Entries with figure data
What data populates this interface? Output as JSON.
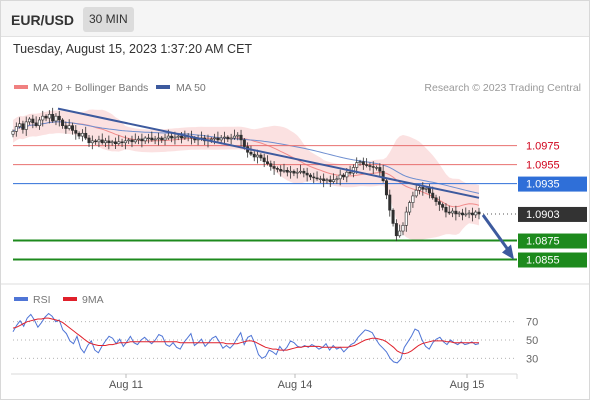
{
  "header": {
    "pair": "EUR/USD",
    "timeframe": "30 MIN",
    "datetime": "Tuesday, August 15, 2023 1:37:20 AM CET"
  },
  "legend": {
    "ma20_bollinger": "MA 20 + Bollinger Bands",
    "ma50": "MA 50",
    "copyright": "Research © 2023 Trading Central",
    "rsi": "RSI",
    "rsi_ma": "9MA"
  },
  "colors": {
    "bollinger_fill": "#fadcdc",
    "ma20": "#f08080",
    "ma50": "#6f8fd0",
    "trendline": "#3d5a9e",
    "resistance": "#e8706f",
    "resistance_text": "#d0021b",
    "pivot": "#2f6fd8",
    "support": "#1d8a1d",
    "last_price": "#333333",
    "rsi": "#4f75d6",
    "rsi_ma": "#e0202b",
    "candle": "#2f2f2f"
  },
  "chart_data": [
    {
      "type": "candlestick",
      "title": "EUR/USD 30 MIN",
      "x_ticks": [
        "Aug 11",
        "Aug 14",
        "Aug 15"
      ],
      "ylim": [
        1.0845,
        1.1022
      ],
      "levels": [
        {
          "label": "1.0975",
          "value": 1.0975,
          "kind": "resistance"
        },
        {
          "label": "1.0955",
          "value": 1.0955,
          "kind": "resistance"
        },
        {
          "label": "1.0935",
          "value": 1.0935,
          "kind": "pivot"
        },
        {
          "label": "1.0903",
          "value": 1.0903,
          "kind": "last"
        },
        {
          "label": "1.0875",
          "value": 1.0875,
          "kind": "support"
        },
        {
          "label": "1.0855",
          "value": 1.0855,
          "kind": "support"
        }
      ],
      "trendline": {
        "from": [
          "Aug 10 20:00",
          1.1014
        ],
        "to": [
          "Aug 15 00:30",
          1.092
        ]
      },
      "forecast_arrow": {
        "from": 1.0903,
        "to": 1.0855
      },
      "close": [
        1.099,
        1.0995,
        1.0998,
        1.0992,
        1.1,
        1.1003,
        1.0999,
        1.0996,
        1.1002,
        1.1006,
        1.1004,
        1.1008,
        1.1001,
        1.1006,
        1.1002,
        1.0996,
        1.0993,
        1.0996,
        1.0991,
        1.0988,
        1.0985,
        1.0988,
        1.0983,
        1.0978,
        1.098,
        1.0979,
        1.0981,
        1.0978,
        1.098,
        1.0978,
        1.0979,
        1.0977,
        1.0979,
        1.0978,
        1.098,
        1.0981,
        1.0979,
        1.0981,
        1.0982,
        1.098,
        1.0983,
        1.0983,
        1.0981,
        1.0982,
        1.0983,
        1.0981,
        1.0983,
        1.0985,
        1.0983,
        1.0984,
        1.0985,
        1.0983,
        1.0984,
        1.0985,
        1.0983,
        1.0981,
        1.0982,
        1.0983,
        1.098,
        1.0981,
        1.0982,
        1.0983,
        1.0981,
        1.0983,
        1.0984,
        1.0982,
        1.0983,
        1.0985,
        1.0986,
        1.0981,
        1.0974,
        1.0968,
        1.0966,
        1.0963,
        1.0965,
        1.0962,
        1.0958,
        1.0956,
        1.0953,
        1.0951,
        1.095,
        1.0948,
        1.0949,
        1.0947,
        1.0948,
        1.0946,
        1.0947,
        1.0948,
        1.0946,
        1.0944,
        1.0942,
        1.0941,
        1.094,
        1.094,
        1.0938,
        1.0939,
        1.0937,
        1.0939,
        1.094,
        1.0944,
        1.0942,
        1.0947,
        1.0946,
        1.0952,
        1.0957,
        1.0958,
        1.0955,
        1.0954,
        1.0953,
        1.0952,
        1.0952,
        1.0948,
        1.0938,
        1.0923,
        1.0907,
        1.0893,
        1.088,
        1.0885,
        1.0891,
        1.0905,
        1.0915,
        1.0922,
        1.0928,
        1.0931,
        1.0929,
        1.093,
        1.0925,
        1.092,
        1.0916,
        1.0913,
        1.091,
        1.0905,
        1.0904,
        1.0906,
        1.0903,
        1.0904,
        1.0902,
        1.0903,
        1.0904,
        1.0902,
        1.0905,
        1.0903
      ],
      "ma20_bollinger": "shown",
      "ma50": "shown",
      "grid": false,
      "legend": "top-left"
    },
    {
      "type": "line",
      "title": "RSI",
      "ylim": [
        15,
        85
      ],
      "y_ticks": [
        70,
        50,
        30
      ],
      "series": [
        {
          "name": "RSI",
          "values": [
            59,
            66,
            71,
            65,
            74,
            78,
            72,
            64,
            69,
            75,
            79,
            76,
            70,
            72,
            61,
            57,
            49,
            46,
            54,
            41,
            36,
            44,
            49,
            39,
            36,
            43,
            49,
            54,
            52,
            46,
            51,
            43,
            48,
            54,
            47,
            45,
            50,
            53,
            49,
            46,
            50,
            56,
            54,
            45,
            43,
            47,
            42,
            40,
            47,
            52,
            57,
            44,
            47,
            51,
            43,
            47,
            52,
            54,
            48,
            41,
            44,
            41,
            45,
            52,
            58,
            45,
            53,
            55,
            46,
            34,
            30,
            32,
            39,
            37,
            34,
            43,
            38,
            42,
            49,
            47,
            43,
            42,
            44,
            42,
            45,
            43,
            40,
            42,
            46,
            39,
            44,
            40,
            42,
            37,
            41,
            45,
            47,
            53,
            57,
            61,
            60,
            58,
            51,
            45,
            41,
            37,
            30,
            26,
            25,
            29,
            42,
            48,
            54,
            62,
            60,
            50,
            43,
            40,
            47,
            51,
            53,
            48,
            45,
            50,
            47,
            45,
            48,
            45,
            46,
            48,
            45,
            46
          ]
        },
        {
          "name": "9MA",
          "values": [
            63,
            64,
            66,
            68,
            70,
            71,
            72,
            73,
            73,
            74,
            74,
            73,
            72,
            71,
            69,
            66,
            63,
            60,
            57,
            54,
            51,
            48,
            46,
            45,
            44,
            44,
            44,
            45,
            45,
            46,
            47,
            47,
            47,
            48,
            48,
            48,
            48,
            48,
            48,
            48,
            48,
            48,
            48,
            48,
            48,
            48,
            48,
            47,
            47,
            47,
            47,
            47,
            47,
            47,
            47,
            47,
            47,
            47,
            47,
            47,
            46,
            46,
            46,
            46,
            47,
            48,
            49,
            49,
            48,
            46,
            44,
            42,
            41,
            40,
            40,
            39,
            39,
            39,
            40,
            41,
            42,
            42,
            43,
            43,
            43,
            43,
            43,
            42,
            42,
            42,
            42,
            42,
            42,
            42,
            42,
            43,
            44,
            46,
            48,
            50,
            51,
            52,
            52,
            51,
            50,
            48,
            45,
            42,
            38,
            36,
            35,
            36,
            38,
            41,
            44,
            46,
            47,
            48,
            49,
            49,
            49,
            49,
            48,
            48,
            47,
            47,
            47,
            47,
            47,
            47,
            47,
            47
          ]
        }
      ]
    }
  ]
}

◆ **Problem to solve**
Go through the material above and count the lines that contain "label"; give that number alone.

◆ **Expected output**
6